*INSTRUCTIONS TO FOLLOW:*
Below is a set of records; restate each one word for word.

[Saved entries]
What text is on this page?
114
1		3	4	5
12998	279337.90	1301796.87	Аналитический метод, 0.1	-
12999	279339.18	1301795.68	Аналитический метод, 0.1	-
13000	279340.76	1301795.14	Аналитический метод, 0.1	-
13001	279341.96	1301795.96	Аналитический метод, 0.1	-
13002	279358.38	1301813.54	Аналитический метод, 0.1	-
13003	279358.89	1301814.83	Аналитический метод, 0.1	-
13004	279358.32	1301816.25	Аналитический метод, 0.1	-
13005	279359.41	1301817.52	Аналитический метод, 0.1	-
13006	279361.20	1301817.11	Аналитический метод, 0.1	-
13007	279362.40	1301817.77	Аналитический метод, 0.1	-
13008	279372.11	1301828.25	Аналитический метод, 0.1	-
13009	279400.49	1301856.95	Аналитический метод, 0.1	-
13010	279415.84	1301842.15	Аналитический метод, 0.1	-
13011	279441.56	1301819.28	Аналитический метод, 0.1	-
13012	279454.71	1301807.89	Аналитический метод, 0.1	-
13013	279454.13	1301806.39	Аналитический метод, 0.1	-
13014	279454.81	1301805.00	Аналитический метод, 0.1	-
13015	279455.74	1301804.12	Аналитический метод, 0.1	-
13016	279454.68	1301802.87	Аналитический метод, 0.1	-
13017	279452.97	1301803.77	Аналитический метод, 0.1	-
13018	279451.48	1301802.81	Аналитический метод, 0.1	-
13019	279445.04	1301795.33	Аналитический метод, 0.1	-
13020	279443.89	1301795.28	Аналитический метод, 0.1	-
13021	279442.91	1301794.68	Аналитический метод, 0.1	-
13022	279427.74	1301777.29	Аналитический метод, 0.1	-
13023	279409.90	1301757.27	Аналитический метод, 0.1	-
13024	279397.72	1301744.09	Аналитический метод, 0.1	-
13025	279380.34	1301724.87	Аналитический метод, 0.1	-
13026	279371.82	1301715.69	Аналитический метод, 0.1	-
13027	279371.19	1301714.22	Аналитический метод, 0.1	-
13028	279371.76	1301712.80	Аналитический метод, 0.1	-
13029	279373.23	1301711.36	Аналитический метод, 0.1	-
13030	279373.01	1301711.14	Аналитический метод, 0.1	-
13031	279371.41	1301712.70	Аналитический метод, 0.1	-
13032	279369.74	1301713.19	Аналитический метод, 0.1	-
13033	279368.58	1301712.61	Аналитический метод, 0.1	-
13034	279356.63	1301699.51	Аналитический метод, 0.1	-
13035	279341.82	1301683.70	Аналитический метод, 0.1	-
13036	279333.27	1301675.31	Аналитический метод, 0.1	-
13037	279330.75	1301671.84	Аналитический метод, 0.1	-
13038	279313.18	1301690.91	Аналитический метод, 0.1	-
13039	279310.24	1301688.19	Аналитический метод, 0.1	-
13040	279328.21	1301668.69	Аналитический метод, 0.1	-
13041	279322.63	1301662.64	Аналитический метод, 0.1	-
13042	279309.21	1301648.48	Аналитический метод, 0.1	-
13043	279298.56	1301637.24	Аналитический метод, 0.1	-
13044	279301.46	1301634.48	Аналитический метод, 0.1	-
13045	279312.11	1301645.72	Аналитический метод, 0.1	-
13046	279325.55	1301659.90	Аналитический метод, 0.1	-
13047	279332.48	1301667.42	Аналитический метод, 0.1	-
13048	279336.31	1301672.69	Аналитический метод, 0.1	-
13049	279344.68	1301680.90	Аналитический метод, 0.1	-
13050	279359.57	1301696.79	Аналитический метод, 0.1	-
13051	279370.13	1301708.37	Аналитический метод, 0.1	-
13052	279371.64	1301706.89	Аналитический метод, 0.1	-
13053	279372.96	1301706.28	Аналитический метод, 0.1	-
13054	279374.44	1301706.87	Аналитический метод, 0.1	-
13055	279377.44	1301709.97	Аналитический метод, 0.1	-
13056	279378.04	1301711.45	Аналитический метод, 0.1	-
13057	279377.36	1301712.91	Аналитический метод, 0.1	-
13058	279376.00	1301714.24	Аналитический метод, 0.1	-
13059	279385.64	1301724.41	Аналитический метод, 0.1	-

*EXERCISE RESULT:*
What text is on this page?
114
1		3	4	5
12998	279337.90	1301796.87	Аналитический метод, 0.1	-
12999	279339.18	1301795.68	Аналитический метод, 0.1	-
13000	279340.76	1301795.14	Аналитический метод, 0.1	-
13001	279341.96	1301795.96	Аналитический метод, 0.1	-
13002	279358.38	1301813.54	Аналитический метод, 0.1	-
13003	279358.89	1301814.83	Аналитический метод, 0.1	-
13004	279358.32	1301816.25	Аналитический метод, 0.1	-
13005	279359.41	1301817.52	Аналитический метод, 0.1	-
13006	279361.20	1301817.11	Аналитический метод, 0.1	-
13007	279362.40	1301817.77	Аналитический метод, 0.1	-
13008	279372.11	1301828.25	Аналитический метод, 0.1	-
13009	279400.49	1301856.95	Аналитический метод, 0.1	-
13010	279415.84	1301842.15	Аналитический метод, 0.1	-
13011	279441.56	1301819.28	Аналитический метод, 0.1	-
13012	279454.71	1301807.89	Аналитический метод, 0.1	-
13013	279454.13	1301806.39	Аналитический метод, 0.1	-
13014	279454.81	1301805.00	Аналитический метод, 0.1	-
13015	279455.74	1301804.12	Аналитический метод, 0.1	-
13016	279454.68	1301802.87	Аналитический метод, 0.1	-
13017	279452.97	1301803.77	Аналитический метод, 0.1	-
13018	279451.48	1301802.81	Аналитический метод, 0.1	-
13019	279445.04	1301795.33	Аналитический метод, 0.1	-
13020	279443.89	1301795.28	Аналитический метод, 0.1	-
13021	279442.91	1301794.68	Аналитический метод, 0.1	-
13022	279427.74	1301777.29	Аналитический метод, 0.1	-
13023	279409.90	1301757.27	Аналитический метод, 0.1	-
13024	279397.72	1301744.09	Аналитический метод, 0.1	-
13025	279380.34	1301724.87	Аналитический метод, 0.1	-
13026	279371.82	1301715.69	Аналитический метод, 0.1	-
13027	279371.19	1301714.22	Аналитический метод, 0.1	-
13028	279371.76	1301712.80	Аналитический метод, 0.1	-
13029	279373.23	1301711.36	Аналитический метод, 0.1	-
13030	279373.01	1301711.14	Аналитический метод, 0.1	-
13031	279371.41	1301712.70	Аналитический метод, 0.1	-
13032	279369.74	1301713.19	Аналитический метод, 0.1	-
13033	279368.58	1301712.61	Аналитический метод, 0.1	-
13034	279356.63	1301699.51	Аналитический метод, 0.1	-
13035	279341.82	1301683.70	Аналитический метод, 0.1	-
13036	279333.27	1301675.31	Аналитический метод, 0.1	-
13037	279330.75	1301671.84	Аналитический метод, 0.1	-
13038	279313.18	1301690.91	Аналитический метод, 0.1	-
13039	279310.24	1301688.19	Аналитический метод, 0.1	-
13040	279328.21	1301668.69	Аналитический метод, 0.1	-
13041	279322.63	1301662.64	Аналитический метод, 0.1	-
13042	279309.21	1301648.48	Аналитический метод, 0.1	-
13043	279298.56	1301637.24	Аналитический метод, 0.1	-
13044	279301.46	1301634.48	Аналитический метод, 0.1	-
13045	279312.11	1301645.72	Аналитический метод, 0.1	-
13046	279325.55	1301659.90	Аналитический метод, 0.1	-
13047	279332.48	1301667.42	Аналитический метод, 0.1	-
13048	279336.31	1301672.69	Аналитический метод, 0.1	-
13049	279344.68	1301680.90	Аналитический метод, 0.1	-
13050	279359.57	1301696.79	Аналитический метод, 0.1	-
13051	279370.13	1301708.37	Аналитический метод, 0.1	-
13052	279371.64	1301706.89	Аналитический метод, 0.1	-
13053	279372.96	1301706.28	Аналитический метод, 0.1	-
13054	279374.44	1301706.87	Аналитический метод, 0.1	-
13055	279377.44	1301709.97	Аналитический метод, 0.1	-
13056	279378.04	1301711.45	Аналитический метод, 0.1	-
13057	279377.36	1301712.91	Аналитический метод, 0.1	-
13058	279376.00	1301714.24	Аналитический метод, 0.1	-
13059	279385.64	1301724.41	Аналитический метод, 0.1	-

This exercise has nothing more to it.